* _PROBLEM TO SOLVE_:
Return the listing below in full, with every line exactly as it is.
-.-.-
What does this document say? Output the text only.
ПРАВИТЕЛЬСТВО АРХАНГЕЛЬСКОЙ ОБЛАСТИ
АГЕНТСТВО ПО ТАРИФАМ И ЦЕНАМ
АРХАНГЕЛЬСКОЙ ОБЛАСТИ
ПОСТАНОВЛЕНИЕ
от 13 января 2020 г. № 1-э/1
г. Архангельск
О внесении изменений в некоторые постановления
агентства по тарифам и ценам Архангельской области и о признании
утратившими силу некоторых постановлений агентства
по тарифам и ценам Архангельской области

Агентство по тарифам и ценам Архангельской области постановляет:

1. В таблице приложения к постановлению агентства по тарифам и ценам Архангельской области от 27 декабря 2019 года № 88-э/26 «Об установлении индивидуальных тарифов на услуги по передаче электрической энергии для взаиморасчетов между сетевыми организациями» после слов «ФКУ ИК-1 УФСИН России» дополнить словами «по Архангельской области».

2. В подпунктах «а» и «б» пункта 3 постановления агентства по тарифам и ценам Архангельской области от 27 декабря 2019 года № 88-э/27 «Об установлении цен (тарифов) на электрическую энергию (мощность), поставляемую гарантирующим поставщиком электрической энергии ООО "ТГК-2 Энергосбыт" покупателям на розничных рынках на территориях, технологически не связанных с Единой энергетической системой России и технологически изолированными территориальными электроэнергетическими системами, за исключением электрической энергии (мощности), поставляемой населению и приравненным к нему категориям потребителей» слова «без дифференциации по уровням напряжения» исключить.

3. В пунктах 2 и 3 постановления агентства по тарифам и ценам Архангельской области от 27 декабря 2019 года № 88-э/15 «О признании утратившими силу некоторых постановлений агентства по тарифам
-.-.-
* _RESPONSE FOR THIS EXERCISE_:
What does this document say? Output the text only.
ПРАВИТЕЛЬСТВО АРХАНГЕЛЬСКОЙ ОБЛАСТИ
АГЕНТСТВО ПО ТАРИФАМ И ЦЕНАМ
АРХАНГЕЛЬСКОЙ ОБЛАСТИ
ПОСТАНОВЛЕНИЕ
от 13 января 2020 г. № 1-э/1
г. Архангельск
О внесении изменений в некоторые постановления
агентства по тарифам и ценам Архангельской области и о признании
утратившими силу некоторых постановлений агентства
по тарифам и ценам Архангельской области

Агентство по тарифам и ценам Архангельской области постановляет:

1. В таблице приложения к постановлению агентства по тарифам и ценам Архангельской области от 27 декабря 2019 года № 88-э/26 «Об установлении индивидуальных тарифов на услуги по передаче электрической энергии для взаиморасчетов между сетевыми организациями» после слов «ФКУ ИК-1 УФСИН России» дополнить словами «по Архангельской области».

2. В подпунктах «а» и «б» пункта 3 постановления агентства по тарифам и ценам Архангельской области от 27 декабря 2019 года № 88-э/27 «Об установлении цен (тарифов) на электрическую энергию (мощность), поставляемую гарантирующим поставщиком электрической энергии ООО "ТГК-2 Энергосбыт" покупателям на розничных рынках на территориях, технологически не связанных с Единой энергетической системой России и технологически изолированными территориальными электроэнергетическими системами, за исключением электрической энергии (мощности), поставляемой населению и приравненным к нему категориям потребителей» слова «без дифференциации по уровням напряжения» исключить.

3. В пунктах 2 и 3 постановления агентства по тарифам и ценам Архангельской области от 27 декабря 2019 года № 88-э/15 «О признании утратившими силу некоторых постановлений агентства по тарифам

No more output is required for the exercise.